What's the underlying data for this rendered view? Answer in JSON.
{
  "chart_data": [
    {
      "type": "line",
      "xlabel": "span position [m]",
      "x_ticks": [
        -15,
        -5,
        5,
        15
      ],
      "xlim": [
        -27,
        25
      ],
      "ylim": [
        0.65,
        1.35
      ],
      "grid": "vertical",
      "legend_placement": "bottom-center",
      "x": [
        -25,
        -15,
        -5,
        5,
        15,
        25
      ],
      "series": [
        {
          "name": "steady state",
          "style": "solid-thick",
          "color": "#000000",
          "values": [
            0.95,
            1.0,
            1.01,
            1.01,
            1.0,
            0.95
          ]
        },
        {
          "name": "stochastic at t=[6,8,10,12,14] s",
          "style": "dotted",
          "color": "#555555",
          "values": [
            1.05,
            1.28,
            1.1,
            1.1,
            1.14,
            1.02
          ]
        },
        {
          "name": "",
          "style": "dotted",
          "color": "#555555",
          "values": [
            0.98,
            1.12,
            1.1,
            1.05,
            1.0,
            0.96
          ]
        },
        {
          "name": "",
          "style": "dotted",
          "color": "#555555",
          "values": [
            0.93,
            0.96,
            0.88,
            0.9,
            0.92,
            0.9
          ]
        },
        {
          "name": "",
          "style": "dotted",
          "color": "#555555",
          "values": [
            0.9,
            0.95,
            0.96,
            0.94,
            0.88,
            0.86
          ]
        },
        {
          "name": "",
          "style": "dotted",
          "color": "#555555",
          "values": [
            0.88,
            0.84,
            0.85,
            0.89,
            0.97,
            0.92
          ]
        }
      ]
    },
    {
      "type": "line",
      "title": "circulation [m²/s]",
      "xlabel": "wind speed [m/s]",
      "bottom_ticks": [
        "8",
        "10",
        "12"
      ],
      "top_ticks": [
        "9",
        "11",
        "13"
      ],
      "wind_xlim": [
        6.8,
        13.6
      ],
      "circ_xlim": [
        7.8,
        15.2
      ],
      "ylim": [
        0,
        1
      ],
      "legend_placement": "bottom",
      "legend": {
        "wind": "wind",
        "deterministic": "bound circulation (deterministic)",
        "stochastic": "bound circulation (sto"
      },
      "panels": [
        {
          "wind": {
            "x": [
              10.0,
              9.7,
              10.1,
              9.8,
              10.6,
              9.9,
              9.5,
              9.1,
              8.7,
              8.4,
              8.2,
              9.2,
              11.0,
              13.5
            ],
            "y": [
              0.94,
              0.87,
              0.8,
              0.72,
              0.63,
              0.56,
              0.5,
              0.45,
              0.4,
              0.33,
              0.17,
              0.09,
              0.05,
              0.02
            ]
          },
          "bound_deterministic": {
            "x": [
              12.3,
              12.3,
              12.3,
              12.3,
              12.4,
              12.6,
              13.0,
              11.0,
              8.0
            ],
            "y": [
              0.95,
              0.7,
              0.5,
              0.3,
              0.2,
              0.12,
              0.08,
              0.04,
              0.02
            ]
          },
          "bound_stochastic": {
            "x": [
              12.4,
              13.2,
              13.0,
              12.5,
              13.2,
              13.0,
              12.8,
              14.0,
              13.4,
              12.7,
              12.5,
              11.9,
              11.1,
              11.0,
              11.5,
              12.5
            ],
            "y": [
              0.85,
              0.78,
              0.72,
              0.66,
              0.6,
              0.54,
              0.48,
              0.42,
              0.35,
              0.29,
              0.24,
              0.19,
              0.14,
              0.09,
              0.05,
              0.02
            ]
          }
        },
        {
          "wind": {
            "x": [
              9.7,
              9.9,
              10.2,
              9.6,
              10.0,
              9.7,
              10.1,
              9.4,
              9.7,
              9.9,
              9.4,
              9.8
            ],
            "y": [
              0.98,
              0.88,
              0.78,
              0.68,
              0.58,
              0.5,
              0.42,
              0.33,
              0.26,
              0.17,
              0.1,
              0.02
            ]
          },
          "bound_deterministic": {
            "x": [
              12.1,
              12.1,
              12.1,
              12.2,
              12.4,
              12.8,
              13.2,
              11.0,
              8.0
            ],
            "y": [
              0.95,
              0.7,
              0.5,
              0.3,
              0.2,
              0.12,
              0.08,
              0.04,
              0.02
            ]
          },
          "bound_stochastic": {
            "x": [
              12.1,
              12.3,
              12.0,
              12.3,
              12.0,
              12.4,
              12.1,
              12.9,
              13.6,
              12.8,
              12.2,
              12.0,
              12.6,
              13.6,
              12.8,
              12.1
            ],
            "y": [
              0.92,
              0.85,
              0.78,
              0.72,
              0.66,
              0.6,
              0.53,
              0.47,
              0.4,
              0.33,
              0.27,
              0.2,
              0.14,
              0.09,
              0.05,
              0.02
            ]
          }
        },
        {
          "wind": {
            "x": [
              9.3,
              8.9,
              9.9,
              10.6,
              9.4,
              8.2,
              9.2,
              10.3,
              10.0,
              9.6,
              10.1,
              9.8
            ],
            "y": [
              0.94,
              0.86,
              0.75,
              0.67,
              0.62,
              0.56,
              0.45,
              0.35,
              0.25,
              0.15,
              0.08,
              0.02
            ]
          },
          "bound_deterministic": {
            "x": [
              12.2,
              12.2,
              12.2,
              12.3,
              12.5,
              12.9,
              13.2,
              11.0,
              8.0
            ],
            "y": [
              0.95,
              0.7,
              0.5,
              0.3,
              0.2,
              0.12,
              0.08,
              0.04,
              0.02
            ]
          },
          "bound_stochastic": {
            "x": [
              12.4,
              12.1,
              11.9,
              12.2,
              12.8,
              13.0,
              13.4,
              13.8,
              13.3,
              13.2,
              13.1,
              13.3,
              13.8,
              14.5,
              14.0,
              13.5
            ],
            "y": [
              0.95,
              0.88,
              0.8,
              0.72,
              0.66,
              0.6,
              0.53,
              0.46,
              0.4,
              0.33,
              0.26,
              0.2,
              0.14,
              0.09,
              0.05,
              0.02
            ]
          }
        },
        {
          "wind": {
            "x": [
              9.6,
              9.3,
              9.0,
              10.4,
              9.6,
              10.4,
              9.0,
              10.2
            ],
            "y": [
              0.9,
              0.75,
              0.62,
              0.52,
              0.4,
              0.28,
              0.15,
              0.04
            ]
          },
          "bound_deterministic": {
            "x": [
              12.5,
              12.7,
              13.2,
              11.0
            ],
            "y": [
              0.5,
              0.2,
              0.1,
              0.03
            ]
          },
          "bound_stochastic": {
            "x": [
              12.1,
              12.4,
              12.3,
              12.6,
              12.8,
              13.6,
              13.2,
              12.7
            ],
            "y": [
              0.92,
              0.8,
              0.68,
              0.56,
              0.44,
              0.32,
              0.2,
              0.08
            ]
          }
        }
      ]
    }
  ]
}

### The problem
Reproduce the full listing word for word.

### Exercise solution
What's the underlying data for this rendered view? Answer in JSON.
{
  "chart_data": [
    {
      "type": "line",
      "xlabel": "span position [m]",
      "x_ticks": [
        -15,
        -5,
        5,
        15
      ],
      "xlim": [
        -27,
        25
      ],
      "ylim": [
        0.65,
        1.35
      ],
      "grid": "vertical",
      "legend_placement": "bottom-center",
      "x": [
        -25,
        -15,
        -5,
        5,
        15,
        25
      ],
      "series": [
        {
          "name": "steady state",
          "style": "solid-thick",
          "color": "#000000",
          "values": [
            0.95,
            1.0,
            1.01,
            1.01,
            1.0,
            0.95
          ]
        },
        {
          "name": "stochastic at t=[6,8,10,12,14] s",
          "style": "dotted",
          "color": "#555555",
          "values": [
            1.05,
            1.28,
            1.1,
            1.1,
            1.14,
            1.02
          ]
        },
        {
          "name": "",
          "style": "dotted",
          "color": "#555555",
          "values": [
            0.98,
            1.12,
            1.1,
            1.05,
            1.0,
            0.96
          ]
        },
        {
          "name": "",
          "style": "dotted",
          "color": "#555555",
          "values": [
            0.93,
            0.96,
            0.88,
            0.9,
            0.92,
            0.9
          ]
        },
        {
          "name": "",
          "style": "dotted",
          "color": "#555555",
          "values": [
            0.9,
            0.95,
            0.96,
            0.94,
            0.88,
            0.86
          ]
        },
        {
          "name": "",
          "style": "dotted",
          "color": "#555555",
          "values": [
            0.88,
            0.84,
            0.85,
            0.89,
            0.97,
            0.92
          ]
        }
      ]
    },
    {
      "type": "line",
      "title": "circulation [m²/s]",
      "xlabel": "wind speed [m/s]",
      "bottom_ticks": [
        "8",
        "10",
        "12"
      ],
      "top_ticks": [
        "9",
        "11",
        "13"
      ],
      "wind_xlim": [
        6.8,
        13.6
      ],
      "circ_xlim": [
        7.8,
        15.2
      ],
      "ylim": [
        0,
        1
      ],
      "legend_placement": "bottom",
      "legend": {
        "wind": "wind",
        "deterministic": "bound circulation (deterministic)",
        "stochastic": "bound circulation (sto"
      },
      "panels": [
        {
          "wind": {
            "x": [
              10.0,
              9.7,
              10.1,
              9.8,
              10.6,
              9.9,
              9.5,
              9.1,
              8.7,
              8.4,
              8.2,
              9.2,
              11.0,
              13.5
            ],
            "y": [
              0.94,
              0.87,
              0.8,
              0.72,
              0.63,
              0.56,
              0.5,
              0.45,
              0.4,
              0.33,
              0.17,
              0.09,
              0.05,
              0.02
            ]
          },
          "bound_deterministic": {
            "x": [
              12.3,
              12.3,
              12.3,
              12.3,
              12.4,
              12.6,
              13.0,
              11.0,
              8.0
            ],
            "y": [
              0.95,
              0.7,
              0.5,
              0.3,
              0.2,
              0.12,
              0.08,
              0.04,
              0.02
            ]
          },
          "bound_stochastic": {
            "x": [
              12.4,
              13.2,
              13.0,
              12.5,
              13.2,
              13.0,
              12.8,
              14.0,
              13.4,
              12.7,
              12.5,
              11.9,
              11.1,
              11.0,
              11.5,
              12.5
            ],
            "y": [
              0.85,
              0.78,
              0.72,
              0.66,
              0.6,
              0.54,
              0.48,
              0.42,
              0.35,
              0.29,
              0.24,
              0.19,
              0.14,
              0.09,
              0.05,
              0.02
            ]
          }
        },
        {
          "wind": {
            "x": [
              9.7,
              9.9,
              10.2,
              9.6,
              10.0,
              9.7,
              10.1,
              9.4,
              9.7,
              9.9,
              9.4,
              9.8
            ],
            "y": [
              0.98,
              0.88,
              0.78,
              0.68,
              0.58,
              0.5,
              0.42,
              0.33,
              0.26,
              0.17,
              0.1,
              0.02
            ]
          },
          "bound_deterministic": {
            "x": [
              12.1,
              12.1,
              12.1,
              12.2,
              12.4,
              12.8,
              13.2,
              11.0,
              8.0
            ],
            "y": [
              0.95,
              0.7,
              0.5,
              0.3,
              0.2,
              0.12,
              0.08,
              0.04,
              0.02
            ]
          },
          "bound_stochastic": {
            "x": [
              12.1,
              12.3,
              12.0,
              12.3,
              12.0,
              12.4,
              12.1,
              12.9,
              13.6,
              12.8,
              12.2,
              12.0,
              12.6,
              13.6,
              12.8,
              12.1
            ],
            "y": [
              0.92,
              0.85,
              0.78,
              0.72,
              0.66,
              0.6,
              0.53,
              0.47,
              0.4,
              0.33,
              0.27,
              0.2,
              0.14,
              0.09,
              0.05,
              0.02
            ]
          }
        },
        {
          "wind": {
            "x": [
              9.3,
              8.9,
              9.9,
              10.6,
              9.4,
              8.2,
              9.2,
              10.3,
              10.0,
              9.6,
              10.1,
              9.8
            ],
            "y": [
              0.94,
              0.86,
              0.75,
              0.67,
              0.62,
              0.56,
              0.45,
              0.35,
              0.25,
              0.15,
              0.08,
              0.02
            ]
          },
          "bound_deterministic": {
            "x": [
              12.2,
              12.2,
              12.2,
              12.3,
              12.5,
              12.9,
              13.2,
              11.0,
              8.0
            ],
            "y": [
              0.95,
              0.7,
              0.5,
              0.3,
              0.2,
              0.12,
              0.08,
              0.04,
              0.02
            ]
          },
          "bound_stochastic": {
            "x": [
              12.4,
              12.1,
              11.9,
              12.2,
              12.8,
              13.0,
              13.4,
              13.8,
              13.3,
              13.2,
              13.1,
              13.3,
              13.8,
              14.5,
              14.0,
              13.5
            ],
            "y": [
              0.95,
              0.88,
              0.8,
              0.72,
              0.66,
              0.6,
              0.53,
              0.46,
              0.4,
              0.33,
              0.26,
              0.2,
              0.14,
              0.09,
              0.05,
              0.02
            ]
          }
        },
        {
          "wind": {
            "x": [
              9.6,
              9.3,
              9.0,
              10.4,
              9.6,
              10.4,
              9.0,
              10.2
            ],
            "y": [
              0.9,
              0.75,
              0.62,
              0.52,
              0.4,
              0.28,
              0.15,
              0.04
            ]
          },
          "bound_deterministic": {
            "x": [
              12.5,
              12.7,
              13.2,
              11.0
            ],
            "y": [
              0.5,
              0.2,
              0.1,
              0.03
            ]
          },
          "bound_stochastic": {
            "x": [
              12.1,
              12.4,
              12.3,
              12.6,
              12.8,
              13.6,
              13.2,
              12.7
            ],
            "y": [
              0.92,
              0.8,
              0.68,
              0.56,
              0.44,
              0.32,
              0.2,
              0.08
            ]
          }
        }
      ]
    }
  ]
}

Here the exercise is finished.